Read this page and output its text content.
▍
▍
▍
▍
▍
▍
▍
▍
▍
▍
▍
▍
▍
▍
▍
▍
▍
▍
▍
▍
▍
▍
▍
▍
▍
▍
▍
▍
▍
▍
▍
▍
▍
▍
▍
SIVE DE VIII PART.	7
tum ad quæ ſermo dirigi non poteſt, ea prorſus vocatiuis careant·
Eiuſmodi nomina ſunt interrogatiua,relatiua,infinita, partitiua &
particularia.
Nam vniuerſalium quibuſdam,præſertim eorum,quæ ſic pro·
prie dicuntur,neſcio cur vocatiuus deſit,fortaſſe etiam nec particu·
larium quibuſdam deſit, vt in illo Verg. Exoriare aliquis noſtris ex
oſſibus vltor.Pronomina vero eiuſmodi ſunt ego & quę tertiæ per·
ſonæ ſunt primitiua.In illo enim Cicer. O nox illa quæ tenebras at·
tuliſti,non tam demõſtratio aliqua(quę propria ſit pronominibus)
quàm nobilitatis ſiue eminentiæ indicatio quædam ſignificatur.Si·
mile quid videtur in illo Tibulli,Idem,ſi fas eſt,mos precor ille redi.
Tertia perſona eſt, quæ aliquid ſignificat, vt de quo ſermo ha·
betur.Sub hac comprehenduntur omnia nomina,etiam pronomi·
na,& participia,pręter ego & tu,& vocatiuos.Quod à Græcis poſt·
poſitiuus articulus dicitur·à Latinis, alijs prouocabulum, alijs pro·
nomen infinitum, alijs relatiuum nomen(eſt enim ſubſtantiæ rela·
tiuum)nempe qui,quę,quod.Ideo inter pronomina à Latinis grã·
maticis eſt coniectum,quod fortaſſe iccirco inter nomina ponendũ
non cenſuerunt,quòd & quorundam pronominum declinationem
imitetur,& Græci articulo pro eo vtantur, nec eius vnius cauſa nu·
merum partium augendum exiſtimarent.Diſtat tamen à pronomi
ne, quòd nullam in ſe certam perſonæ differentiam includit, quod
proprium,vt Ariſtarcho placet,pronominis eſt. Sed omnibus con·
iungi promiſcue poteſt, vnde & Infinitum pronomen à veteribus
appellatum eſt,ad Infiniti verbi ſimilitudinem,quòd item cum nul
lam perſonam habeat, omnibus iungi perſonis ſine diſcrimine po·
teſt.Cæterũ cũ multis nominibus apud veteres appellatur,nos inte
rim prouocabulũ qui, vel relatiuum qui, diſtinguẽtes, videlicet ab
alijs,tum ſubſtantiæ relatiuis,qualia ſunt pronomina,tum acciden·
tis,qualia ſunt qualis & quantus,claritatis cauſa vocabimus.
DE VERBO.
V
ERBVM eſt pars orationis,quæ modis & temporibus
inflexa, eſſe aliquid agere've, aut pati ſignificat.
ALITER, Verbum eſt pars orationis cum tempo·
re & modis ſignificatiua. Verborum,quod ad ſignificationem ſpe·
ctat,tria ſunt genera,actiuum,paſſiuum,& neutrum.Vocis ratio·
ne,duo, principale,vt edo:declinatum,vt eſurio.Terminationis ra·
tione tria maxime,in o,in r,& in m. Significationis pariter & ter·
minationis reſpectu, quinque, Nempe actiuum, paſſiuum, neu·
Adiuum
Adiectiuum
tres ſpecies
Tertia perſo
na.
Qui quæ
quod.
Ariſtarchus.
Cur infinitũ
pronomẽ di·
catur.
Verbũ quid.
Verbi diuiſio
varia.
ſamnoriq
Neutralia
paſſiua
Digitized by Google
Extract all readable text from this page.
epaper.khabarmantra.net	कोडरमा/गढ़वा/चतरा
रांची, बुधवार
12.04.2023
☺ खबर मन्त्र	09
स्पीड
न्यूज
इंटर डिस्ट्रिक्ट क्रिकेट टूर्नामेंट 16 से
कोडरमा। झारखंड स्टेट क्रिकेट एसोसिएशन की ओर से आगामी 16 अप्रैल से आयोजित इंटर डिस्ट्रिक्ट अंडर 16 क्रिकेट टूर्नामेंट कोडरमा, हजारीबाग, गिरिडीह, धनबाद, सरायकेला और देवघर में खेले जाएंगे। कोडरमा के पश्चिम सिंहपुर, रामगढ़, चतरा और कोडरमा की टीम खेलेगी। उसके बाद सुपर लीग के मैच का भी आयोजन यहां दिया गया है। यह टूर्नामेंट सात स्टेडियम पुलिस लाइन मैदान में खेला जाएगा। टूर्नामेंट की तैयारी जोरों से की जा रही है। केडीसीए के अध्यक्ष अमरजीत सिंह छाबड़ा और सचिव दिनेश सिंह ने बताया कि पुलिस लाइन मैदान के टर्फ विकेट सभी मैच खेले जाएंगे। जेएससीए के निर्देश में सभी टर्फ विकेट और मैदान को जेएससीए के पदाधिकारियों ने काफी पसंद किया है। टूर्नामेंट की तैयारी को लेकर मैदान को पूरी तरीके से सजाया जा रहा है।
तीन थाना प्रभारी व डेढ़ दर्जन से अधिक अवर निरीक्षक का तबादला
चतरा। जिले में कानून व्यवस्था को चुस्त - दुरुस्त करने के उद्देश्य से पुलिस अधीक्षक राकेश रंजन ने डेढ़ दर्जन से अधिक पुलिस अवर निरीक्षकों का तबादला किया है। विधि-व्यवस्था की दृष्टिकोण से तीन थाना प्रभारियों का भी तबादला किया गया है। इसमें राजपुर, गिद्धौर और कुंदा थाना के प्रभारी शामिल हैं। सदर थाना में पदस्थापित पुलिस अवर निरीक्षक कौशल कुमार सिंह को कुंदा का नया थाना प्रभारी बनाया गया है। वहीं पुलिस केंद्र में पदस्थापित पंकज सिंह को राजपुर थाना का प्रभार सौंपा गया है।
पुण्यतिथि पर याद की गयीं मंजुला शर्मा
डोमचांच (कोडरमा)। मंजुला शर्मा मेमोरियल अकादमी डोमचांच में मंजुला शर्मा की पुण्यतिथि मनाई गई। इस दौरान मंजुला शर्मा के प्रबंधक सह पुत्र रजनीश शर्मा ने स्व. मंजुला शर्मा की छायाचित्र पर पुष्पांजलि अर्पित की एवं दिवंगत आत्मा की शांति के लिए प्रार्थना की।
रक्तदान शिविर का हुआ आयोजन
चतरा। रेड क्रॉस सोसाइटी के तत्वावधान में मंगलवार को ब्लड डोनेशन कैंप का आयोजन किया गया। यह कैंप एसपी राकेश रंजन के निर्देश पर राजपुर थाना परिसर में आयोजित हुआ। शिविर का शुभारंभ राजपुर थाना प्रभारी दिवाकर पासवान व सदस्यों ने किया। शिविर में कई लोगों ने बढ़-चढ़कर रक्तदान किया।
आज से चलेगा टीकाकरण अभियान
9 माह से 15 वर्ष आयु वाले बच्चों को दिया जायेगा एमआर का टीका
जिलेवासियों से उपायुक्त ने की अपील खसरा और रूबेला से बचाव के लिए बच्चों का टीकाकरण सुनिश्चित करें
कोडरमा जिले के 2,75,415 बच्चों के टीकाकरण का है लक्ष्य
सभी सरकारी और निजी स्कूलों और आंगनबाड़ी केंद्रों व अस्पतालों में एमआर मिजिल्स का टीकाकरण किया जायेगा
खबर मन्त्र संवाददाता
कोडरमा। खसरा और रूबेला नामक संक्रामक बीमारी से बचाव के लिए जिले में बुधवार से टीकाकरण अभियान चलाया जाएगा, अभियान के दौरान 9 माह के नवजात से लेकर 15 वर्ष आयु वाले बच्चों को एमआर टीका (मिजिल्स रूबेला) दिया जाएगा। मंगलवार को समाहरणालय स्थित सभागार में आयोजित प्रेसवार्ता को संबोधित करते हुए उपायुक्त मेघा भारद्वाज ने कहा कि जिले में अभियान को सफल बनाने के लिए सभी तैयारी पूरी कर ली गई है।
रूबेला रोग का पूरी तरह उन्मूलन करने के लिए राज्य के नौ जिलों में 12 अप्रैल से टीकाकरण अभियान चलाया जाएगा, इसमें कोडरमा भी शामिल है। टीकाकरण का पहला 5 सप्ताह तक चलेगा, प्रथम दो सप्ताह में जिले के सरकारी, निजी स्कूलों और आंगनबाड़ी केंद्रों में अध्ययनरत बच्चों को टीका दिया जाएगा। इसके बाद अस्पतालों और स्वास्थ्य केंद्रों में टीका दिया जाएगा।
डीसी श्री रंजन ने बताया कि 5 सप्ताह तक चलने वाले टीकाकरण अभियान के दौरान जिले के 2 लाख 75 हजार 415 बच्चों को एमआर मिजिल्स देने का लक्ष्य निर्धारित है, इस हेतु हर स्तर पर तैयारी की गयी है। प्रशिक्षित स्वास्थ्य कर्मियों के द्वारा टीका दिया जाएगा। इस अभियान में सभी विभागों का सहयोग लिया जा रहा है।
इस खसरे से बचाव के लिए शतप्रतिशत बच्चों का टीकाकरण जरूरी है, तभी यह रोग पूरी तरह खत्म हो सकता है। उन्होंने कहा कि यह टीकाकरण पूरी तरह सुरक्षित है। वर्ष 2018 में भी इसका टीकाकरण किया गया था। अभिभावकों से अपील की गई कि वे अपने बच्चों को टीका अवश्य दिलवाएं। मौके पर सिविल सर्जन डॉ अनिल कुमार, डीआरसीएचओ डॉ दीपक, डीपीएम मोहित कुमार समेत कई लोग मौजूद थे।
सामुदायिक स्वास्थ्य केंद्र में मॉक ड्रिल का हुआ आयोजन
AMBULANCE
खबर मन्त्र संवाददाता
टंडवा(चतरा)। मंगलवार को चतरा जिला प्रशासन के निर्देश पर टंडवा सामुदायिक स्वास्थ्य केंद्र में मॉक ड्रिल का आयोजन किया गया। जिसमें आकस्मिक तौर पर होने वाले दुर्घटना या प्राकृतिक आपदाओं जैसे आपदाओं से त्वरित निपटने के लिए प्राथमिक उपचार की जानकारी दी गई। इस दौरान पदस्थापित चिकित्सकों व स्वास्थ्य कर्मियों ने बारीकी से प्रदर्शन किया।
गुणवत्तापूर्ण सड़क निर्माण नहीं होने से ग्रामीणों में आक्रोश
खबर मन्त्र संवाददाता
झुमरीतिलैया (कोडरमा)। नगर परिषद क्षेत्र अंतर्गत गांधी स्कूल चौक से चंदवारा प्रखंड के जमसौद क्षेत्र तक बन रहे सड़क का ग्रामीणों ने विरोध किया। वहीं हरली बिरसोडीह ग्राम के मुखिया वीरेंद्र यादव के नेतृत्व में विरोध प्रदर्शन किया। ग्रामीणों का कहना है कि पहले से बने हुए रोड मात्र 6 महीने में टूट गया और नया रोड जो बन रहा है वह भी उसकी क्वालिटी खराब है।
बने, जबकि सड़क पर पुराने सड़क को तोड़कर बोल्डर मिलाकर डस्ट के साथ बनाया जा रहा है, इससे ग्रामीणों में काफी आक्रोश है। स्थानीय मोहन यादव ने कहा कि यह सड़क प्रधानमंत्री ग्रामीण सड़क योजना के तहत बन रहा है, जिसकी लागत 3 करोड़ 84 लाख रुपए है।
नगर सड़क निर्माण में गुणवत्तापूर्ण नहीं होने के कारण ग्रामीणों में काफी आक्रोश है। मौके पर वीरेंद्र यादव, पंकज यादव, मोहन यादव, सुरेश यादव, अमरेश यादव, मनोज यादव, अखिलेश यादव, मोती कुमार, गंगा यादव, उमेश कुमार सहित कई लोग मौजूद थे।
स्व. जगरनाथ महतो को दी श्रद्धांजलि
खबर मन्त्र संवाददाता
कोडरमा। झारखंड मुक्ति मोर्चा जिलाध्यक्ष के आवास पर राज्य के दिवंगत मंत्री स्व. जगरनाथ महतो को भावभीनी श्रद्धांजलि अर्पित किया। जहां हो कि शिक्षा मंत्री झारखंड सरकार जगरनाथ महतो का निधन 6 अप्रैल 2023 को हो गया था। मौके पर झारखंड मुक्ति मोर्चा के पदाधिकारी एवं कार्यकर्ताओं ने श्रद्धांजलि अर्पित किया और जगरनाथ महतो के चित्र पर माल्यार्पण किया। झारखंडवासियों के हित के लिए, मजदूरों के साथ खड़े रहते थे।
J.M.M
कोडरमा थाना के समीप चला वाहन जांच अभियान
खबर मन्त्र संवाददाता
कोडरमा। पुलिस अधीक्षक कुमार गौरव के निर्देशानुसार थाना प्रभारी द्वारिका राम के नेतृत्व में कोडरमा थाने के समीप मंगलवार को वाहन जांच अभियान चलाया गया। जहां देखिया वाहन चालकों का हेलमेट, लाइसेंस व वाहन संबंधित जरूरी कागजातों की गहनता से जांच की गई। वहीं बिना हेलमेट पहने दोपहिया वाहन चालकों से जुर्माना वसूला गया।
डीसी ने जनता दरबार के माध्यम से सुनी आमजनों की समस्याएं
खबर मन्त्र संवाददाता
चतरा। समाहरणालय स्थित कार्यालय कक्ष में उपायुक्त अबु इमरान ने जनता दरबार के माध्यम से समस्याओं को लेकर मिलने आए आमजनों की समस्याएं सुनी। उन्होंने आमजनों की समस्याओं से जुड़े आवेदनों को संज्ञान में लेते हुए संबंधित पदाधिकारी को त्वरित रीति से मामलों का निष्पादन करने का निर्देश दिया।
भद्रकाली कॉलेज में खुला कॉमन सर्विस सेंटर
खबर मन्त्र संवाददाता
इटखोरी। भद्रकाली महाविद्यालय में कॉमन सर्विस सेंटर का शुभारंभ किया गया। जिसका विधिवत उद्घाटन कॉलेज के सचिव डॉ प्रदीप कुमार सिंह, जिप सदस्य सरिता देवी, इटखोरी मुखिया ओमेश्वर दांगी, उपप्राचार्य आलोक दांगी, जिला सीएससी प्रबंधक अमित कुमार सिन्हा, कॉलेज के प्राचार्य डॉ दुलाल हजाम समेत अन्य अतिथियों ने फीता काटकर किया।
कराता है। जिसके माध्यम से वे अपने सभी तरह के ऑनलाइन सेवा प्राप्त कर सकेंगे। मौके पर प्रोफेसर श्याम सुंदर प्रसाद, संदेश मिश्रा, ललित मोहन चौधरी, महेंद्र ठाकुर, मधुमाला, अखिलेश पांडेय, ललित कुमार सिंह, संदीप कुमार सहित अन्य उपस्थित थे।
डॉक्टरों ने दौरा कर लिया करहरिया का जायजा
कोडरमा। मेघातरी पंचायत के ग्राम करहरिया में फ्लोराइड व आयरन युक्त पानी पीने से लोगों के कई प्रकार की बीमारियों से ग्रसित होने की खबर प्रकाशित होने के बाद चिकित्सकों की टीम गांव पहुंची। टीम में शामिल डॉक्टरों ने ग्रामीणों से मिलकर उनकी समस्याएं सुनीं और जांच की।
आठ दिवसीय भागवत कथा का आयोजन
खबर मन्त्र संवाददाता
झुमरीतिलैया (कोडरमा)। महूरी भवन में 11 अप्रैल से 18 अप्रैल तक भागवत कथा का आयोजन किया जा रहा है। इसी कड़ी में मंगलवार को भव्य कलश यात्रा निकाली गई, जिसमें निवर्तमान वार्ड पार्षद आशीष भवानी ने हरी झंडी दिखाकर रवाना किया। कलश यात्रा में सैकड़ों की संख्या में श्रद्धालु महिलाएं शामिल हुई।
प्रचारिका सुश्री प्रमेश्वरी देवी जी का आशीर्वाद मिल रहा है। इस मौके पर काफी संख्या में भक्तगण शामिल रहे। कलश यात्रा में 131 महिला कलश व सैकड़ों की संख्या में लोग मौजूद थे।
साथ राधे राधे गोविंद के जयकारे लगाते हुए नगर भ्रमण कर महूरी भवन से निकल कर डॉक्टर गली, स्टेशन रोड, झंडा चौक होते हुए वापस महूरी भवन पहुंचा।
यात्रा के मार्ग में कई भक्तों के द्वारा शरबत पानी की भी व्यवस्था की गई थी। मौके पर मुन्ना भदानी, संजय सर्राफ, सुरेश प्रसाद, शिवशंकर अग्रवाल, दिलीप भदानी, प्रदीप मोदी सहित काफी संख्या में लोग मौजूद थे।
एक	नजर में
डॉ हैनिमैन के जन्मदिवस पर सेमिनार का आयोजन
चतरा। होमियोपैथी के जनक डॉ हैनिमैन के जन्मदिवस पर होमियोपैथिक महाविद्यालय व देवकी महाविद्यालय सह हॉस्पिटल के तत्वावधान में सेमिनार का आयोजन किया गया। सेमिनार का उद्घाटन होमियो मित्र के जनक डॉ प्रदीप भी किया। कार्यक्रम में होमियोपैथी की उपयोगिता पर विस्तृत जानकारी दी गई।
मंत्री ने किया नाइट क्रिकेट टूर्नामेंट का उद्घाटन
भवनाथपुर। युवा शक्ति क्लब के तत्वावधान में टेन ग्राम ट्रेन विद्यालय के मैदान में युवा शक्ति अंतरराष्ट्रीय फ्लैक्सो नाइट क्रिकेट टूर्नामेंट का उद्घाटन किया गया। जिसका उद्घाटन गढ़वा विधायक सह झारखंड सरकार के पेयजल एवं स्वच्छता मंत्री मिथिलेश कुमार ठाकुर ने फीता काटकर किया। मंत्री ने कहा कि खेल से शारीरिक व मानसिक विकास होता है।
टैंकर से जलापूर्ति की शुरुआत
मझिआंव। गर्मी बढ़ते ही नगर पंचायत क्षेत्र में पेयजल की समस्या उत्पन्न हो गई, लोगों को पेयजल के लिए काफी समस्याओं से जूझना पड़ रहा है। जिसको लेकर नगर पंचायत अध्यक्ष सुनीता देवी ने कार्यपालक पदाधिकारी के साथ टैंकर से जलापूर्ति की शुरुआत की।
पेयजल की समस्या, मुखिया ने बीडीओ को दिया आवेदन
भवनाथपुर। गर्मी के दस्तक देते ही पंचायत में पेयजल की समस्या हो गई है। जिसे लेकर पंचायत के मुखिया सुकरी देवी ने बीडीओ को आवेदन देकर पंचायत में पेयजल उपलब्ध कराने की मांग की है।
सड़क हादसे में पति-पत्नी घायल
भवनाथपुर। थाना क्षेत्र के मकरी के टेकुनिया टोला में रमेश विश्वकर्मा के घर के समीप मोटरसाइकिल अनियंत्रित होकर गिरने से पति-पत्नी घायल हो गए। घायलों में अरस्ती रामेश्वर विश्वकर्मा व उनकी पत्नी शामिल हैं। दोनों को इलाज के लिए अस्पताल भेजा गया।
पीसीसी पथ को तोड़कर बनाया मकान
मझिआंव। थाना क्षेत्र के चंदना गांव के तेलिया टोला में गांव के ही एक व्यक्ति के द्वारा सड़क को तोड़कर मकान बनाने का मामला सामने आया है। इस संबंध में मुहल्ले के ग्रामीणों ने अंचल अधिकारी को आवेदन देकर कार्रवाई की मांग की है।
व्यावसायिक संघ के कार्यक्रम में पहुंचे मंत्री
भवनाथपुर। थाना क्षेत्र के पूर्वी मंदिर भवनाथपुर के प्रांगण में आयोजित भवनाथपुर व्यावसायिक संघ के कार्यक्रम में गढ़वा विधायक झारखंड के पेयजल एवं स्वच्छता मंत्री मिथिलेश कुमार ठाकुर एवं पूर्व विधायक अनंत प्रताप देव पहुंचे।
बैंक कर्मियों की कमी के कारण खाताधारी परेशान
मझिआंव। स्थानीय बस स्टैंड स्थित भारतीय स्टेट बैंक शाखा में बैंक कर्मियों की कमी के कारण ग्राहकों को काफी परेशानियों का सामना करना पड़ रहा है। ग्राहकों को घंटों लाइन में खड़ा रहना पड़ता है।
* * *
Task statement: Copy every line above that holds the word "quòd".

Output:
non cenſuerunt,quòd & quorundam pronominum declinationem
ne, quòd nullam in ſe certam perſonæ differentiam includit, quod
appellatum eſt,ad Infiniti verbi ſimilitudinem,quòd item cum nul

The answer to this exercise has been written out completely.